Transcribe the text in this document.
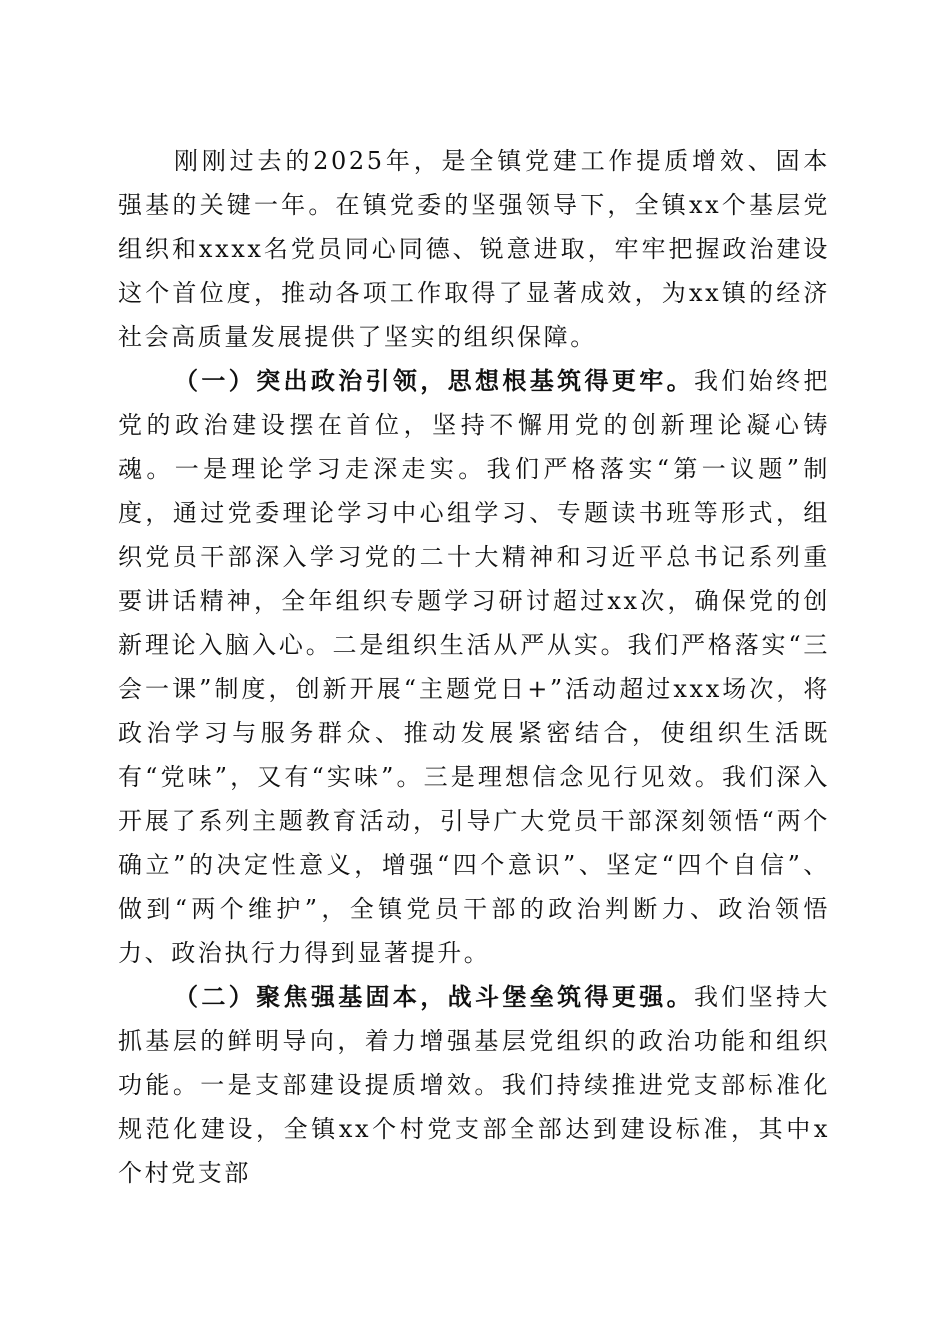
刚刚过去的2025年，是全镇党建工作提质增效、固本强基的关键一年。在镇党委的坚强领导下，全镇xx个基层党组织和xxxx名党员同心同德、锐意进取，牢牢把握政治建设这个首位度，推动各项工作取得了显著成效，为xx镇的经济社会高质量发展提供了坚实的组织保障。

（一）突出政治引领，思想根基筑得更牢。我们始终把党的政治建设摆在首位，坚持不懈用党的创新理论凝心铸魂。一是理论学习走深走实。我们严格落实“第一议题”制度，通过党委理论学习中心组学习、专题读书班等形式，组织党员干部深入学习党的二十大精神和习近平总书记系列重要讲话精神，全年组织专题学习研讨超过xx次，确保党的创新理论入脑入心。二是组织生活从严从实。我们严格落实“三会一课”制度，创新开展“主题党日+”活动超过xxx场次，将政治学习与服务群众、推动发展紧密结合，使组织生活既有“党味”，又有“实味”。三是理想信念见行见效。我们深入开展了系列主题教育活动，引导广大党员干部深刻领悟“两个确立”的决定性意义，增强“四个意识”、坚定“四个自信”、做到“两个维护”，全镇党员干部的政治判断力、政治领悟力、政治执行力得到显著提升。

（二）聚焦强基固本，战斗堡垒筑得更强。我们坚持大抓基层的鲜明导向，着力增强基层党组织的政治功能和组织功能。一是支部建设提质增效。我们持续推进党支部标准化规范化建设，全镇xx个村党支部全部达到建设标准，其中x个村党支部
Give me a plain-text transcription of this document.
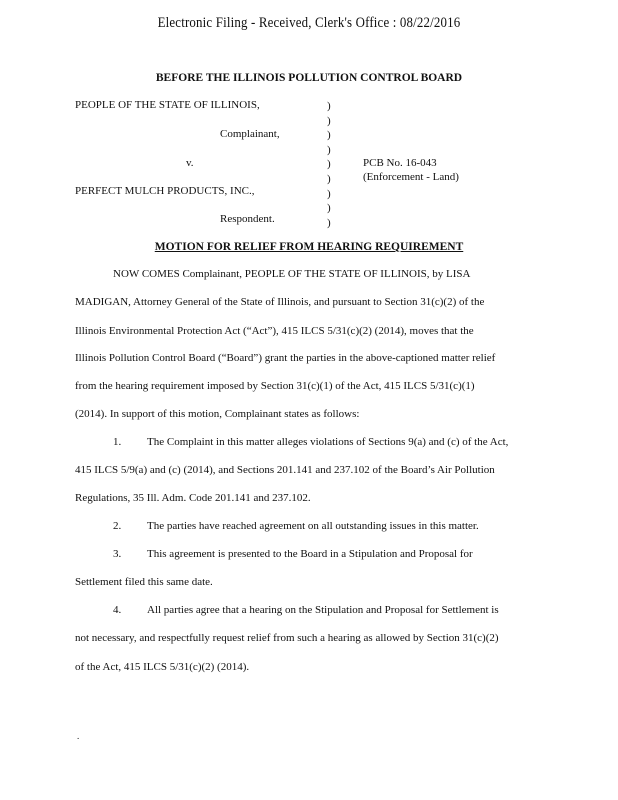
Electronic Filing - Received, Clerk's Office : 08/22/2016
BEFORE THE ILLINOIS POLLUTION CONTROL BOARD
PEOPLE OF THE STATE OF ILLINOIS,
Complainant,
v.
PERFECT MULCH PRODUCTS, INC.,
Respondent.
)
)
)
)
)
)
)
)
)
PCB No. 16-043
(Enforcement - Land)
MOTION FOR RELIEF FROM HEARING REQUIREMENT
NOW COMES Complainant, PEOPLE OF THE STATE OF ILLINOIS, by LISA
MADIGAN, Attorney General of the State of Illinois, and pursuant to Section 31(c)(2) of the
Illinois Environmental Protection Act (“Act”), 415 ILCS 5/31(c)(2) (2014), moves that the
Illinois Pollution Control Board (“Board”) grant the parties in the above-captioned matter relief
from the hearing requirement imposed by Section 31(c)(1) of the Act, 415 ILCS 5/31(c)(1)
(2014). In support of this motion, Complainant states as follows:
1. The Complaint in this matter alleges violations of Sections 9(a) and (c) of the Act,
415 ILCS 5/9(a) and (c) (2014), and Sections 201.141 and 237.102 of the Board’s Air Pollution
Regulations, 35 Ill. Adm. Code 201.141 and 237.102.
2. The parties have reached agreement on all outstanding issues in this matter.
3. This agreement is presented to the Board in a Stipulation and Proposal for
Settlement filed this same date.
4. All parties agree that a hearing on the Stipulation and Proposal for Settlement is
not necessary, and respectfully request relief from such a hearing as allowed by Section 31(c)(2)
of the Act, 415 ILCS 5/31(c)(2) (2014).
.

▶ [Short problem]
Copy out each line word for word, please, skipping the images.

▶ [Output of the task]
Transcribe the text in this document.
刚刚过去的2025年，是全镇党建工作提质增效、固本强基的关键一年。在镇党委的坚强领导下，全镇xx个基层党组织和xxxx名党员同心同德、锐意进取，牢牢把握政治建设这个首位度，推动各项工作取得了显著成效，为xx镇的经济社会高质量发展提供了坚实的组织保障。

（一）突出政治引领，思想根基筑得更牢。我们始终把党的政治建设摆在首位，坚持不懈用党的创新理论凝心铸魂。一是理论学习走深走实。我们严格落实“第一议题”制度，通过党委理论学习中心组学习、专题读书班等形式，组织党员干部深入学习党的二十大精神和习近平总书记系列重要讲话精神，全年组织专题学习研讨超过xx次，确保党的创新理论入脑入心。二是组织生活从严从实。我们严格落实“三会一课”制度，创新开展“主题党日+”活动超过xxx场次，将政治学习与服务群众、推动发展紧密结合，使组织生活既有“党味”，又有“实味”。三是理想信念见行见效。我们深入开展了系列主题教育活动，引导广大党员干部深刻领悟“两个确立”的决定性意义，增强“四个意识”、坚定“四个自信”、做到“两个维护”，全镇党员干部的政治判断力、政治领悟力、政治执行力得到显著提升。

（二）聚焦强基固本，战斗堡垒筑得更强。我们坚持大抓基层的鲜明导向，着力增强基层党组织的政治功能和组织功能。一是支部建设提质增效。我们持续推进党支部标准化规范化建设，全镇xx个村党支部全部达到建设标准，其中x个村党支部
Give me a plain-text transcription of this document.
Electronic Filing - Received, Clerk's Office : 08/22/2016
BEFORE THE ILLINOIS POLLUTION CONTROL BOARD
PEOPLE OF THE STATE OF ILLINOIS,
Complainant,
v.
PERFECT MULCH PRODUCTS, INC.,
Respondent.
)
)
)
)
)
)
)
)
)
PCB No. 16-043
(Enforcement - Land)
MOTION FOR RELIEF FROM HEARING REQUIREMENT
NOW COMES Complainant, PEOPLE OF THE STATE OF ILLINOIS, by LISA
MADIGAN, Attorney General of the State of Illinois, and pursuant to Section 31(c)(2) of the
Illinois Environmental Protection Act (“Act”), 415 ILCS 5/31(c)(2) (2014), moves that the
Illinois Pollution Control Board (“Board”) grant the parties in the above-captioned matter relief
from the hearing requirement imposed by Section 31(c)(1) of the Act, 415 ILCS 5/31(c)(1)
(2014). In support of this motion, Complainant states as follows:
1. The Complaint in this matter alleges violations of Sections 9(a) and (c) of the Act,
415 ILCS 5/9(a) and (c) (2014), and Sections 201.141 and 237.102 of the Board’s Air Pollution
Regulations, 35 Ill. Adm. Code 201.141 and 237.102.
2. The parties have reached agreement on all outstanding issues in this matter.
3. This agreement is presented to the Board in a Stipulation and Proposal for
Settlement filed this same date.
4. All parties agree that a hearing on the Stipulation and Proposal for Settlement is
not necessary, and respectfully request relief from such a hearing as allowed by Section 31(c)(2)
of the Act, 415 ILCS 5/31(c)(2) (2014).
.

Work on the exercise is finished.